▶ **EXERCISE TASK**
The records are set out below this line. Return exactly the lines from the one containing "Output a JSON" through the last, and exclude the pictures.

(Items from a data source)
▼
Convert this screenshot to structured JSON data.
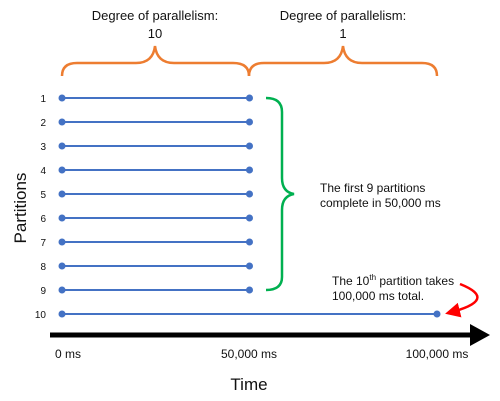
{
  "parallelism": [
    {
      "label": "Degree of parallelism:",
      "value": "10"
    },
    {
      "label": "Degree of parallelism:",
      "value": "1"
    }
  ],
  "y_axis_label": "Partitions",
  "x_axis_label": "Time",
  "partitions": [
    {
      "id": "1",
      "start_ms": 0,
      "end_ms": 50000
    },
    {
      "id": "2",
      "start_ms": 0,
      "end_ms": 50000
    },
    {
      "id": "3",
      "start_ms": 0,
      "end_ms": 50000
    },
    {
      "id": "4",
      "start_ms": 0,
      "end_ms": 50000
    },
    {
      "id": "5",
      "start_ms": 0,
      "end_ms": 50000
    },
    {
      "id": "6",
      "start_ms": 0,
      "end_ms": 50000
    },
    {
      "id": "7",
      "start_ms": 0,
      "end_ms": 50000
    },
    {
      "id": "8",
      "start_ms": 0,
      "end_ms": 50000
    },
    {
      "id": "9",
      "start_ms": 0,
      "end_ms": 50000
    },
    {
      "id": "10",
      "start_ms": 0,
      "end_ms": 100000
    }
  ],
  "time_ticks": [
    "0 ms",
    "50,000 ms",
    "100,000 ms"
  ],
  "annotation_first": {
    "line1": "The first 9 partitions",
    "line2": "complete in 50,000 ms"
  },
  "annotation_tenth": {
    "line1_prefix": "The 10",
    "line1_sup": "th",
    "line1_suffix": " partition takes",
    "line2": "100,000 ms total."
  },
  "colors": {
    "bar": "#4472c4",
    "dot": "#4472c4",
    "orange": "#ed7d31",
    "green": "#00b050",
    "red": "#ff0000",
    "axis": "#000000"
  }
}
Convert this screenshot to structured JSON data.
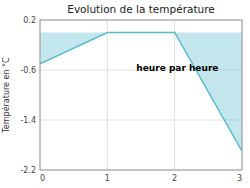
{
  "chart_data": {
    "type": "area",
    "title": "Evolution de la température",
    "x_label": "heure par heure",
    "y_label": "Température en °C",
    "x": [
      0,
      1,
      2,
      3
    ],
    "values": [
      -0.5,
      0.0,
      0.0,
      -1.9
    ],
    "color": "#55bbcc",
    "xlim": [
      0,
      3
    ],
    "ylim": [
      -2.2,
      0.2
    ],
    "xticks": [
      0,
      1,
      2,
      3
    ],
    "yticks": [
      0.2,
      -0.6,
      -1.4,
      -2.2
    ],
    "grid": true
  }
}
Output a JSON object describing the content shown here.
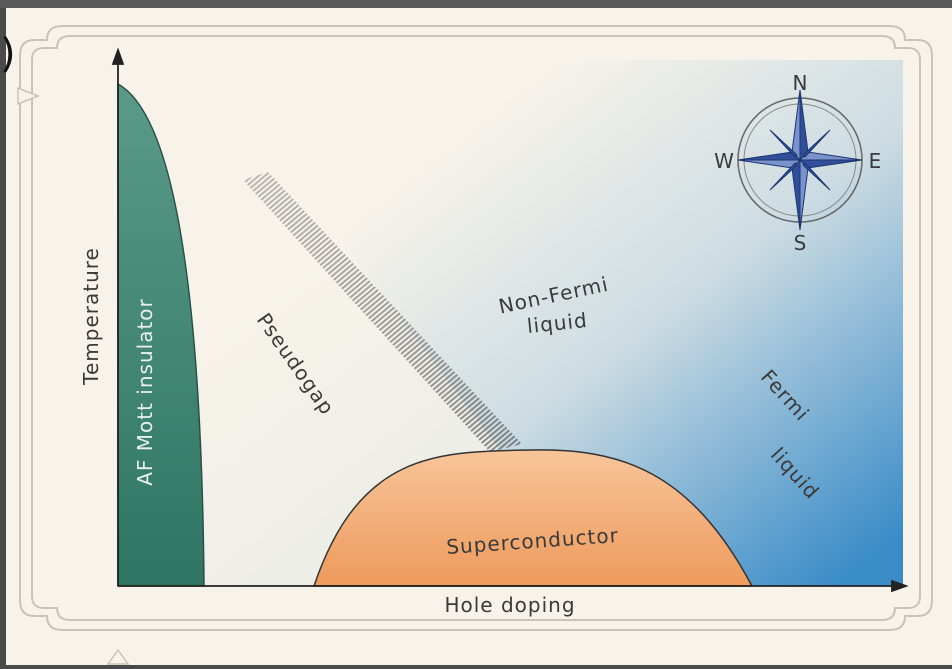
{
  "panel_mark": ")",
  "axes": {
    "x_label": "Hole doping",
    "y_label": "Temperature"
  },
  "regions": {
    "af": "AF Mott insulator",
    "pseudogap": "Pseudogap",
    "non_fermi_line1": "Non-Fermi",
    "non_fermi_line2": "liquid",
    "fermi_line1": "Fermi",
    "fermi_line2": "liquid",
    "superconductor": "Superconductor"
  },
  "compass": {
    "north": "N",
    "south": "S",
    "east": "E",
    "west": "W"
  },
  "colors": {
    "af_fill": "#3f8a78",
    "superconductor_fill": "#f0a46a",
    "fermi_blue": "#3a8cc8",
    "compass_star": "#2f4f9a",
    "paper": "#f7f3ea"
  }
}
▲
▶ **THE REPLY**
Output a JSON object describing the content shown here.
{
  "panel_mark": ")",
  "axes": {
    "x_label": "Hole doping",
    "y_label": "Temperature"
  },
  "regions": {
    "af": "AF Mott insulator",
    "pseudogap": "Pseudogap",
    "non_fermi_line1": "Non-Fermi",
    "non_fermi_line2": "liquid",
    "fermi_line1": "Fermi",
    "fermi_line2": "liquid",
    "superconductor": "Superconductor"
  },
  "compass": {
    "north": "N",
    "south": "S",
    "east": "E",
    "west": "W"
  },
  "colors": {
    "af_fill": "#3f8a78",
    "superconductor_fill": "#f0a46a",
    "fermi_blue": "#3a8cc8",
    "compass_star": "#2f4f9a",
    "paper": "#f7f3ea"
  }
}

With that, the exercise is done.